Source text>
Utility-maximisation is not nash-sum closed.

It is well-known that the nash sum of $n$ utility-maximisers isn’t a utility-maximiser for any $n \geq 2$ . For many games, none of the nash equilibrium are even pareto-optimal!

The textbook case is the prisoner’s dilemma. Let $B = {C, D}$ and consider two players ${argmax}_{B} (π_{1} \circ -)$ and ${argmax}_{B} (π_{2} \circ -)$ which respectively value the first and second coordinate of the payoff. Their nash sum is the optimiser in $J^{P} (B^{2}, R^{2})$ which calculates the classical nash equilibria of 2-by-2 payoff matrices $u : B^{2} \to R^{2}$ . In particular, when $u : B^{2} \to R^{2}$ is the payoff matrix defined below, then $({argmax}_{B} (π_{1} \circ -) \oplus {argmax}_{B} (π_{2} \circ -)) (u) = {(D, D)}$ . However, both players prefer the payoff $u (C, C) = (2, 2)$ to $u (D, D) = (1, 1)$ .

$u$	$C$	$D$
$C$	$(2, 2)$	$(0, 3)$
$D$	$(3, 0)$	$(1, 1)$

Consequentialism is not nash-sum closed.

In fact, the nash sum of two utility-maximisers isn’t even consequentialist!^[7]

Suppose Angelica is babysitting her cousin Tommy, and each child has been given a cookie by their grandmother. If Angelica is awake while Tommy sleeps, then she can steal both cookies for herself. If Angelica sleeps while Tommy is awake then he’ll cause mayhem getting both children in trouble. If Angelica and Tommy both stay sleep, or if they both wake up, then they’ll each keep one cookie.

Raw records>
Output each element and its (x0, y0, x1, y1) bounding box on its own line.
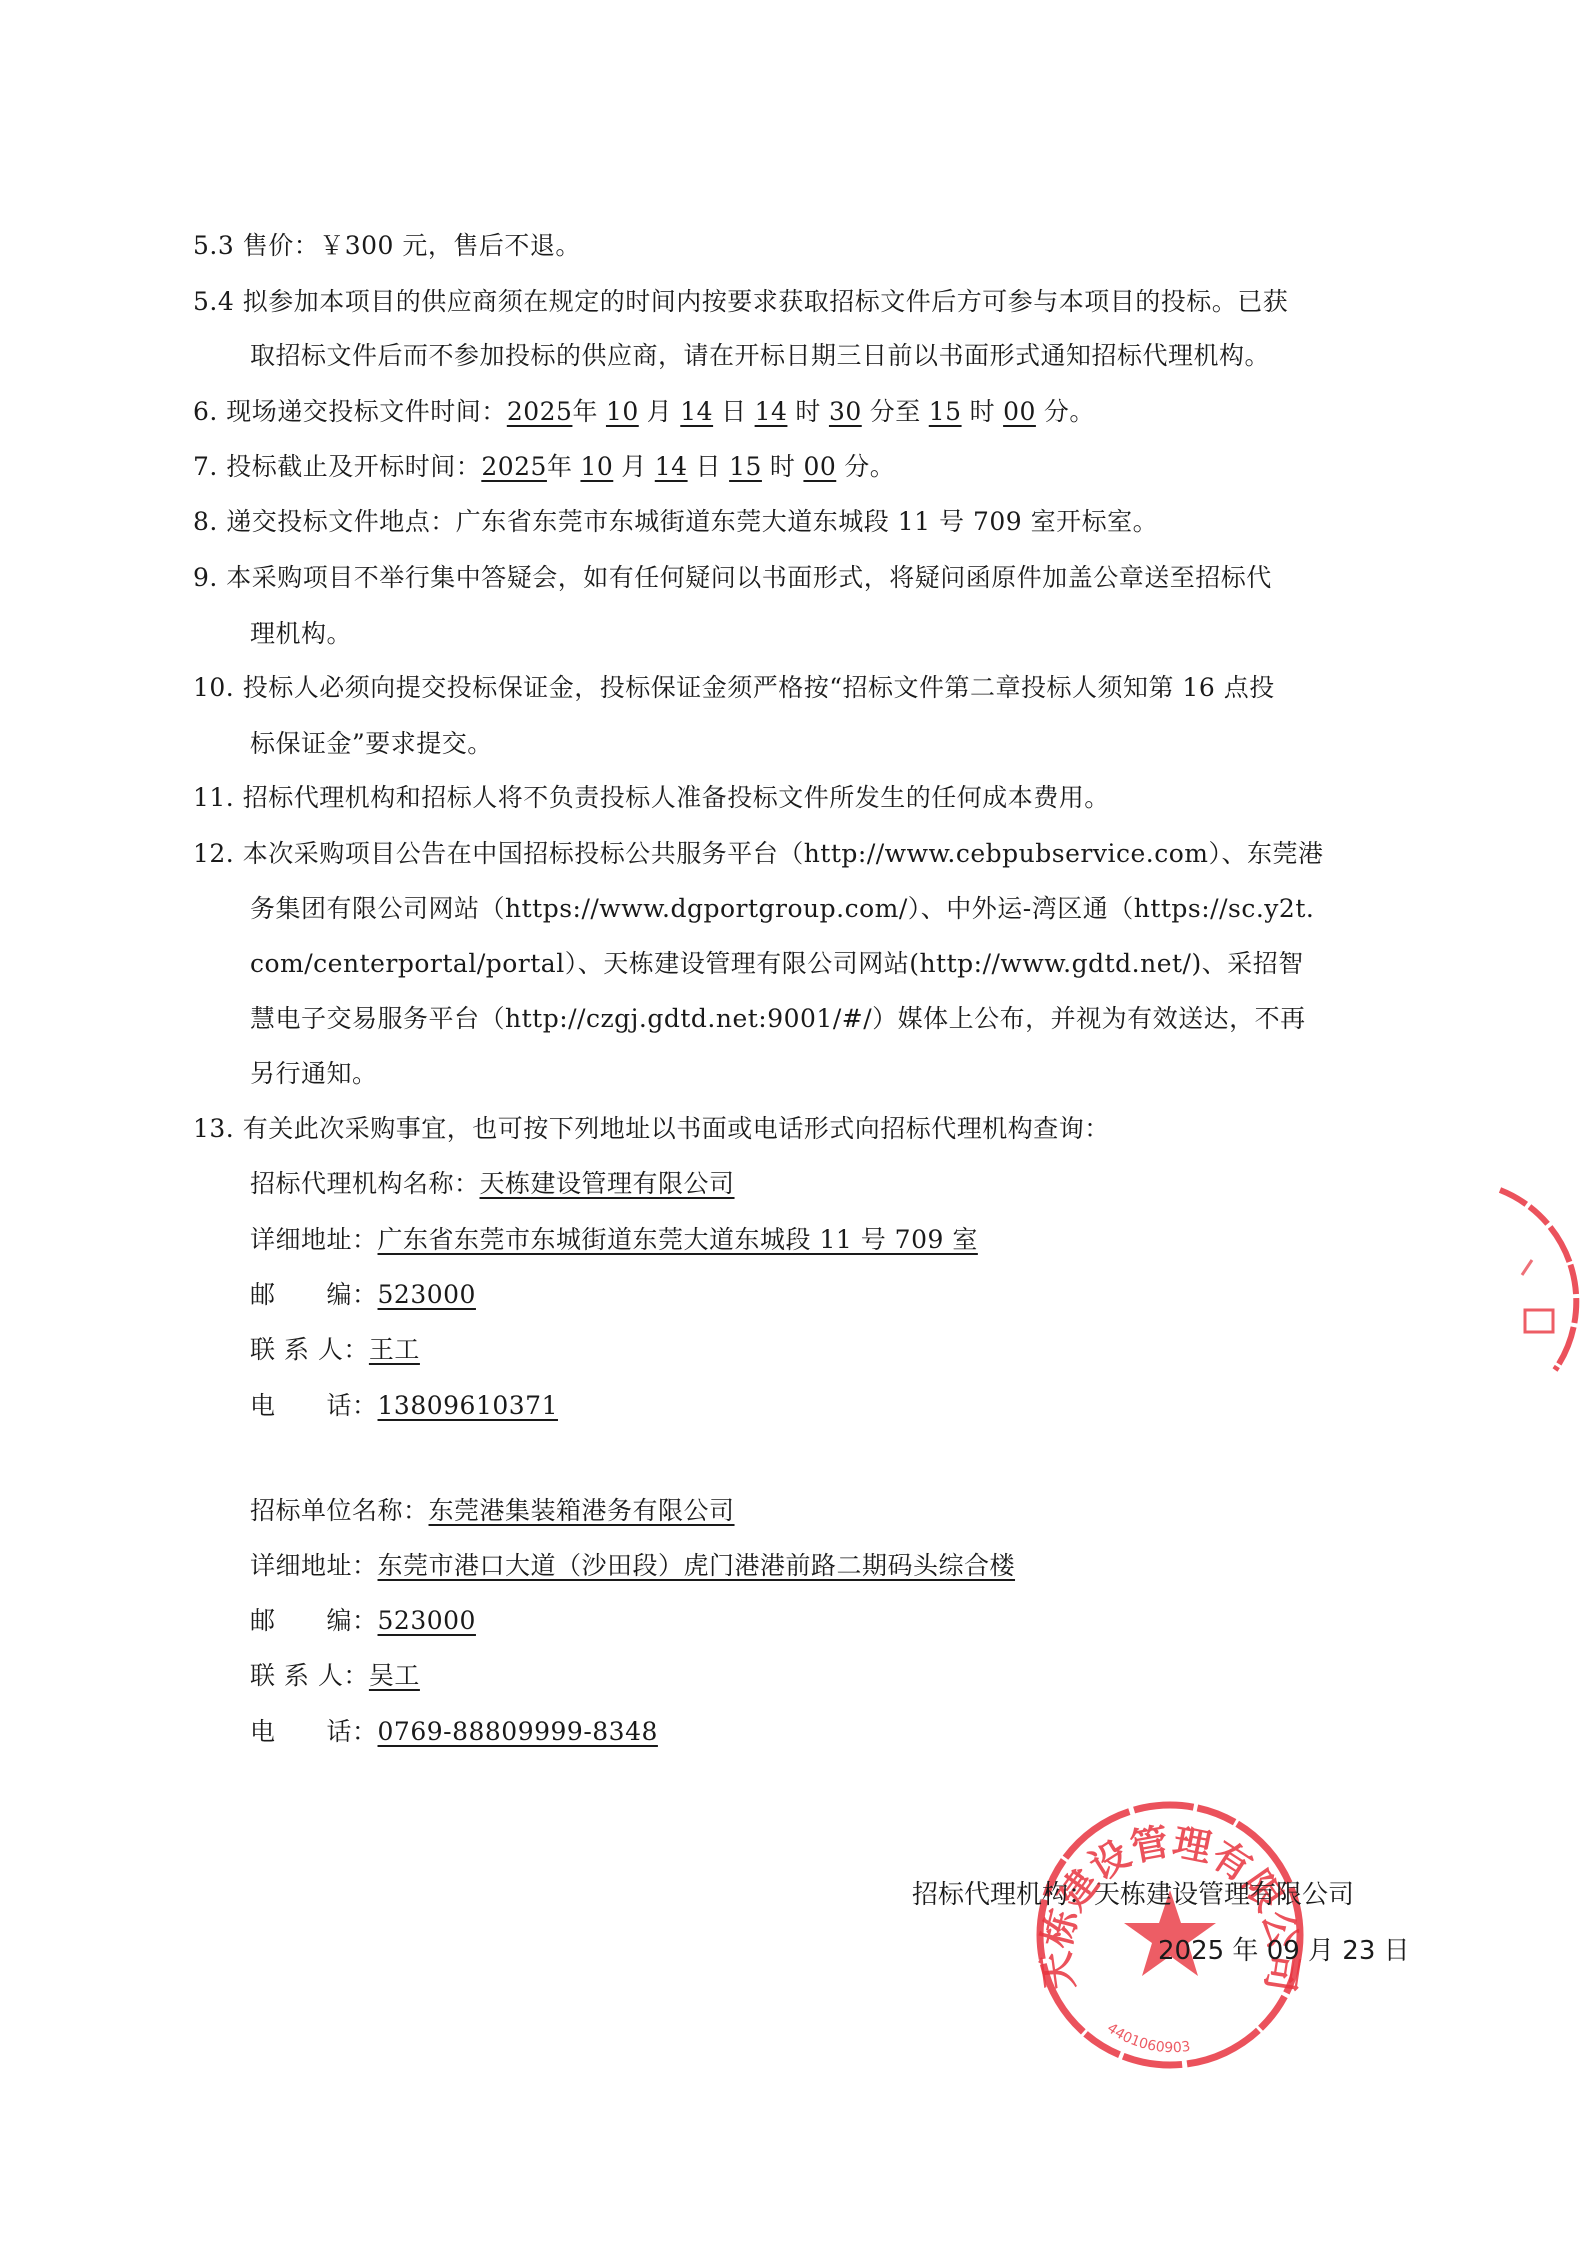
...
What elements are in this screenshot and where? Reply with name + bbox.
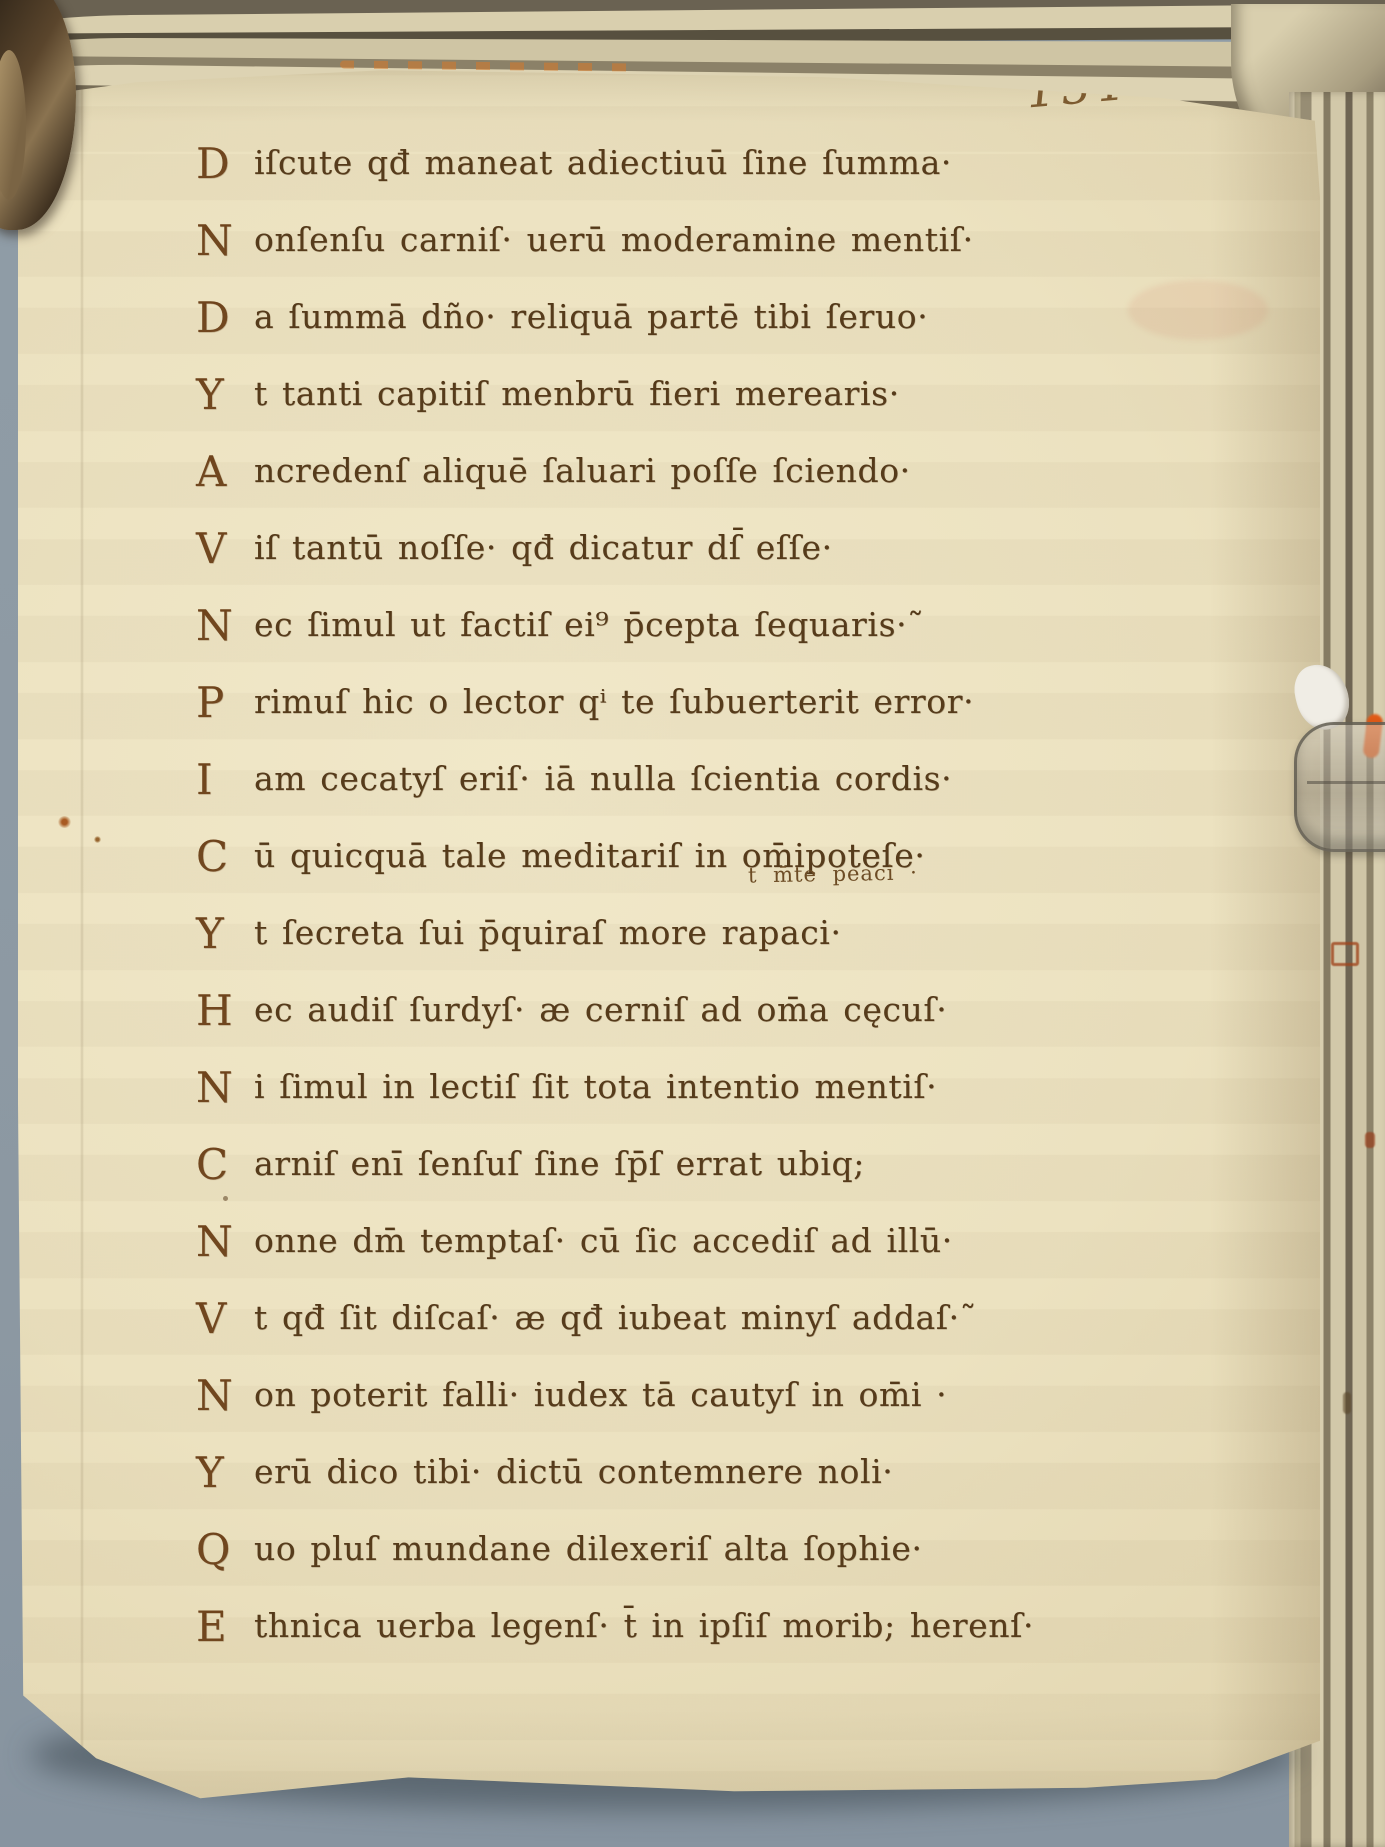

Set problem A>
For each statement, say yes or no depending on whether the nash-sum text agrees with it, and quote the words from the text that decide it.
(i) The prisoner's dilemma is named as the textbook case.
(ii) If Angelica sleeps while Tommy is awake, she can steal both cookies.
(iii) If Angelica and Tommy both wake up, they each keep one cookie.
Set problem B> Retype part of the nash-sum text. Begin at the words "The textbook case" and stop after "Consequentialism is not nash-sum closed.".
Set problem C> List every payoff pair shown in the matrix in the nash-sum text.
The records have nothing to do with what follows.

Task result A>
(i) Yes: "The textbook case is the prisoner’s dilemma."
(ii) No: "If Angelica is awake while Tommy sleeps, then she can steal both cookies for herself."
(iii) Yes: "If Angelica and Tommy both stay sleep, or if they both wake up, then they’ll each keep one cookie."

Task result B>
The textbook case is the prisoner’s dilemma. Let $B = {C, D}$ and consider two players ${argmax}_{B} (π_{1} \circ -)$ and ${argmax}_{B} (π_{2} \circ -)$ which respectively value the first and second coordinate of the payoff. Their nash sum is the optimiser in $J^{P} (B^{2}, R^{2})$ which calculates the classical nash equilibria of 2-by-2 payoff matrices $u : B^{2} \to R^{2}$ . In particular, when $u : B^{2} \to R^{2}$ is the payoff matrix defined below, then $({argmax}_{B} (π_{1} \circ -) \oplus {argmax}_{B} (π_{2} \circ -)) (u) = {(D, D)}$ . However, both players prefer the payoff $u (C, C) = (2, 2)$ to $u (D, D) = (1, 1)$ .

$u$	$C$	$D$
$C$	$(2, 2)$	$(0, 3)$
$D$	$(3, 0)$	$(1, 1)$

Consequentialism is not nash-sum closed.

Task result C>
(2, 2)
(0, 3)
(3, 0)
(1, 1)